- _Task details_
Transcribe the whole listing below without changing a word, but leave out every image.

- _Input for this task_

........

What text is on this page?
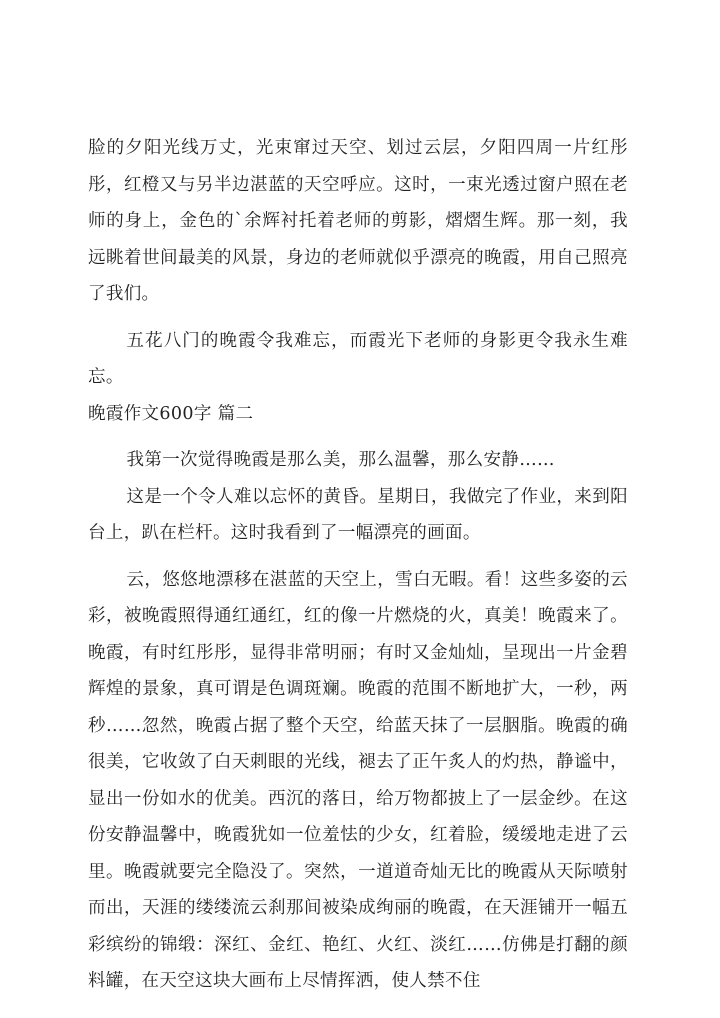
脸的夕阳光线万丈，光束窜过天空、划过云层，夕阳四周一片红彤彤，红橙又与另半边湛蓝的天空呼应。这时，一束光透过窗户照在老师的身上，金色的`余辉衬托着老师的剪影，熠熠生辉。那一刻，我远眺着世间最美的风景，身边的老师就似乎漂亮的晚霞，用自己照亮了我们。

五花八门的晚霞令我难忘，而霞光下老师的身影更令我永生难忘。

晚霞作文600字 篇二

我第一次觉得晚霞是那么美，那么温馨，那么安静……

这是一个令人难以忘怀的黄昏。星期日，我做完了作业，来到阳台上，趴在栏杆。这时我看到了一幅漂亮的画面。

云，悠悠地漂移在湛蓝的天空上，雪白无暇。看！这些多姿的云彩，被晚霞照得通红通红，红的像一片燃烧的火，真美！晚霞来了。晚霞，有时红彤彤，显得非常明丽；有时又金灿灿，呈现出一片金碧辉煌的景象，真可谓是色调斑斓。晚霞的范围不断地扩大，一秒，两秒……忽然，晚霞占据了整个天空，给蓝天抹了一层胭脂。晚霞的确很美，它收敛了白天刺眼的光线，褪去了正午炙人的灼热，静谧中，显出一份如水的优美。西沉的落日，给万物都披上了一层金纱。在这份安静温馨中，晚霞犹如一位羞怯的少女，红着脸，缓缓地走进了云里。晚霞就要完全隐没了。突然，一道道奇灿无比的晚霞从天际喷射而出，天涯的缕缕流云刹那间被染成绚丽的晚霞，在天涯铺开一幅五彩缤纷的锦缎：深红、金红、艳红、火红、淡红……仿佛是打翻的颜料罐，在天空这块大画布上尽情挥洒，使人禁不住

........

- _Output of the exercise_
What text is on this page?
脸的夕阳光线万丈，光束窜过天空、划过云层，夕阳四周一片红彤彤，红橙又与另半边湛蓝的天空呼应。这时，一束光透过窗户照在老师的身上，金色的`余辉衬托着老师的剪影，熠熠生辉。那一刻，我远眺着世间最美的风景，身边的老师就似乎漂亮的晚霞，用自己照亮了我们。

五花八门的晚霞令我难忘，而霞光下老师的身影更令我永生难忘。

晚霞作文600字 篇二

我第一次觉得晚霞是那么美，那么温馨，那么安静……

这是一个令人难以忘怀的黄昏。星期日，我做完了作业，来到阳台上，趴在栏杆。这时我看到了一幅漂亮的画面。

云，悠悠地漂移在湛蓝的天空上，雪白无暇。看！这些多姿的云彩，被晚霞照得通红通红，红的像一片燃烧的火，真美！晚霞来了。晚霞，有时红彤彤，显得非常明丽；有时又金灿灿，呈现出一片金碧辉煌的景象，真可谓是色调斑斓。晚霞的范围不断地扩大，一秒，两秒……忽然，晚霞占据了整个天空，给蓝天抹了一层胭脂。晚霞的确很美，它收敛了白天刺眼的光线，褪去了正午炙人的灼热，静谧中，显出一份如水的优美。西沉的落日，给万物都披上了一层金纱。在这份安静温馨中，晚霞犹如一位羞怯的少女，红着脸，缓缓地走进了云里。晚霞就要完全隐没了。突然，一道道奇灿无比的晚霞从天际喷射而出，天涯的缕缕流云刹那间被染成绚丽的晚霞，在天涯铺开一幅五彩缤纷的锦缎：深红、金红、艳红、火红、淡红……仿佛是打翻的颜料罐，在天空这块大画布上尽情挥洒，使人禁不住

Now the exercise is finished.